_What you need to do_
Count how many lines of the data include "JSON". The answer is that number and nothing else.
>>
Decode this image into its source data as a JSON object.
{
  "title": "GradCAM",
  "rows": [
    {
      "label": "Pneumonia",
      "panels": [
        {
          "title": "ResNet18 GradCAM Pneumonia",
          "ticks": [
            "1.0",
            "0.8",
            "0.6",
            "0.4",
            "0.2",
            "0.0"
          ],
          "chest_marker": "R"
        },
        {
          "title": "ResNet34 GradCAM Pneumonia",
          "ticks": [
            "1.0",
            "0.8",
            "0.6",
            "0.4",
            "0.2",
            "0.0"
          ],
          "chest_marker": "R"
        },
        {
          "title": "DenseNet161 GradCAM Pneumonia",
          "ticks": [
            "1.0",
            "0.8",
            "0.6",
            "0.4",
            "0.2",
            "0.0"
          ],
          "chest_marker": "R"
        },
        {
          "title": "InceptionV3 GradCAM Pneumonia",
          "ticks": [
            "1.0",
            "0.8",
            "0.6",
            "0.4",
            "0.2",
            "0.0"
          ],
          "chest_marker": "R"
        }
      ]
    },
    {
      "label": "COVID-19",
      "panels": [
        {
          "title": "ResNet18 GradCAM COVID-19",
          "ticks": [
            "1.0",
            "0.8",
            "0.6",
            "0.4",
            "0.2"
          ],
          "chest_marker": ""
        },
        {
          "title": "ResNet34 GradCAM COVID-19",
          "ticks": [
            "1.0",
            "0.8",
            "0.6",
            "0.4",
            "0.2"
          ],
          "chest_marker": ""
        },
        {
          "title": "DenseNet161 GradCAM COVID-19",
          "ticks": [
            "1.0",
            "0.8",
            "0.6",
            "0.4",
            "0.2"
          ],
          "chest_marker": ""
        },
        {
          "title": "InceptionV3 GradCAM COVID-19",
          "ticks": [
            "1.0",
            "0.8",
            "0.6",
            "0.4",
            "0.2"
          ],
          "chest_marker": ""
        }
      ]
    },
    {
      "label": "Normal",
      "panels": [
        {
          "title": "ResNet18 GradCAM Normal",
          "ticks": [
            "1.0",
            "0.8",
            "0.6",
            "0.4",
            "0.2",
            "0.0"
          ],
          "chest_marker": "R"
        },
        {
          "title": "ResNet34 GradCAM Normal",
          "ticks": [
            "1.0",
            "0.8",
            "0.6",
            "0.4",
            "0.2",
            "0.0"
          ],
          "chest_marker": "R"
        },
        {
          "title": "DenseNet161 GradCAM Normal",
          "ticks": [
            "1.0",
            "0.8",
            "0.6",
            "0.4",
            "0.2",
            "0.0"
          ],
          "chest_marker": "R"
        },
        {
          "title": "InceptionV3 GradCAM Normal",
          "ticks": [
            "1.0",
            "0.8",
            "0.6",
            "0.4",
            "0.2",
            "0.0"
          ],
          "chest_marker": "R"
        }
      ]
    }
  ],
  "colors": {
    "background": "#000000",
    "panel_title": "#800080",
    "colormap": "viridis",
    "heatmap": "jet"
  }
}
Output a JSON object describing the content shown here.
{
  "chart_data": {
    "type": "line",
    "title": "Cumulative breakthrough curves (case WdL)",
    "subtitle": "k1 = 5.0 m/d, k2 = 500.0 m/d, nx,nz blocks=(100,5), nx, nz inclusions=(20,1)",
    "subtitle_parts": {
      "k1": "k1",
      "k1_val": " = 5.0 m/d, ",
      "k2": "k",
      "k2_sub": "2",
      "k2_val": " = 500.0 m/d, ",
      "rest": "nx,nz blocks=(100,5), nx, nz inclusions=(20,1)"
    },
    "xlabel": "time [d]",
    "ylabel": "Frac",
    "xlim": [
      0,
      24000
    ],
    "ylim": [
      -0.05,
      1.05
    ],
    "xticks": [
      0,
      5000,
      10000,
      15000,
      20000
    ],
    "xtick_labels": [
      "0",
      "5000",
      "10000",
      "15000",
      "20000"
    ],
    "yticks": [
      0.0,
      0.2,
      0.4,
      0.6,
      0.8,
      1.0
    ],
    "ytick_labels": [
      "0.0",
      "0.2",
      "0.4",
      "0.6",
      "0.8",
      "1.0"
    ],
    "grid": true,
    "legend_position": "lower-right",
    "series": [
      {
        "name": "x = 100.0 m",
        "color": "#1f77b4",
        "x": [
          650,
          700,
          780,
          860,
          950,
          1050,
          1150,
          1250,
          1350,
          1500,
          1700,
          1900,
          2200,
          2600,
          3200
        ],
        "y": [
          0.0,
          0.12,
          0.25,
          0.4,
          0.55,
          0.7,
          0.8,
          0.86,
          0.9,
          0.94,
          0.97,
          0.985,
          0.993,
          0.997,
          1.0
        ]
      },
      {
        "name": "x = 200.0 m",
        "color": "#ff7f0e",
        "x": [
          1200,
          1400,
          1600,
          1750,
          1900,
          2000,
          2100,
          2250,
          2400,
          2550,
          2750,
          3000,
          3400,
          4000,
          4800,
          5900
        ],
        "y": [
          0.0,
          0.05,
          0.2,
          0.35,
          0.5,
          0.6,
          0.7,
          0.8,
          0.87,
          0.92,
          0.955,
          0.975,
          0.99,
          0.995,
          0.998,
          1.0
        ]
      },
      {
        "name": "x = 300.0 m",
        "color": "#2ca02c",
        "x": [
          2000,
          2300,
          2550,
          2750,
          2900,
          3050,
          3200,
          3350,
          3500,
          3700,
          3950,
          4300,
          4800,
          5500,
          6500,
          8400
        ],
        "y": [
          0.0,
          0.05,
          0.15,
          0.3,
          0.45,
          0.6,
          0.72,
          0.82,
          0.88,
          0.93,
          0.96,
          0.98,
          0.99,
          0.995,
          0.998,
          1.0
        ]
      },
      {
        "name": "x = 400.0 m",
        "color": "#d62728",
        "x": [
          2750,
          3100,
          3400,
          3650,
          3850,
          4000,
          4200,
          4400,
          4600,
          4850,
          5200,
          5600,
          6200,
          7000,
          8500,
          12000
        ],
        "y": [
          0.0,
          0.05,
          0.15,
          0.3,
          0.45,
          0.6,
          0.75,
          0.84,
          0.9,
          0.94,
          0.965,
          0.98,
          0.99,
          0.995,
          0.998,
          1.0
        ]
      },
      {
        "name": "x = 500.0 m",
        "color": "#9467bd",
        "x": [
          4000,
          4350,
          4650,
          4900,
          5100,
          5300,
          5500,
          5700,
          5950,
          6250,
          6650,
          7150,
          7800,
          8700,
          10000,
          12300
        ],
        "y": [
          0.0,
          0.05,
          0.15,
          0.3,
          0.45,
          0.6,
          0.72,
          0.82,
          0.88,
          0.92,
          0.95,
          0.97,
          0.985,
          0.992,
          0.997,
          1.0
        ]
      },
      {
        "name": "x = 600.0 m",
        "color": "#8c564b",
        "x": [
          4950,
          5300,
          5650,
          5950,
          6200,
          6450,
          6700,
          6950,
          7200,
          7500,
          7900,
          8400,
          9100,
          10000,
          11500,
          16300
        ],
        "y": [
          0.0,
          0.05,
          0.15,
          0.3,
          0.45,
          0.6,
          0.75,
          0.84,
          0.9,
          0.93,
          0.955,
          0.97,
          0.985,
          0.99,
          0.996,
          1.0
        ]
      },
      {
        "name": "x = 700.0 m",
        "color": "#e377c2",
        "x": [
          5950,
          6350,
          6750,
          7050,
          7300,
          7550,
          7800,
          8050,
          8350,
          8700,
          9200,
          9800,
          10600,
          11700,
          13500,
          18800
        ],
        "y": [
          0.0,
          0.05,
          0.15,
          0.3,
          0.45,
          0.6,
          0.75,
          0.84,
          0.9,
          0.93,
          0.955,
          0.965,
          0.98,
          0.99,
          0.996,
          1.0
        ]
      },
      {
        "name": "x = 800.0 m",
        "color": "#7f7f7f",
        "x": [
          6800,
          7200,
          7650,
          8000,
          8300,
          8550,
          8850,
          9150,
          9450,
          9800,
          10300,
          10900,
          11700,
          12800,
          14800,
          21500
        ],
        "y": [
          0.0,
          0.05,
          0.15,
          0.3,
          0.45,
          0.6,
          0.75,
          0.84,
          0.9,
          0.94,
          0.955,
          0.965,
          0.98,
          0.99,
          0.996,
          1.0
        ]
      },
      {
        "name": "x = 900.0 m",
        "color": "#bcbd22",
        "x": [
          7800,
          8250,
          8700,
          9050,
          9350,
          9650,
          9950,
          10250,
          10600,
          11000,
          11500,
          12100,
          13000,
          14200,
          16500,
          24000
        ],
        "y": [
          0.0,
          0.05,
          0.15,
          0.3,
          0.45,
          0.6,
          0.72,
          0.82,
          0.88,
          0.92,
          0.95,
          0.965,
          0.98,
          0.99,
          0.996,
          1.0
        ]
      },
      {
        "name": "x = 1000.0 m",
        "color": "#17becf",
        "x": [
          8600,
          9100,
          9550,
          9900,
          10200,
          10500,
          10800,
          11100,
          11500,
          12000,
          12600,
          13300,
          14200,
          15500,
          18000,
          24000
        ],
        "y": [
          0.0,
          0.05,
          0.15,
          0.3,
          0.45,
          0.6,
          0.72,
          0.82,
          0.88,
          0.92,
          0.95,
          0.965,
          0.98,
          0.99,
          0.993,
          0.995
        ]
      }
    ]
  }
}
<<
_Exercise result_
2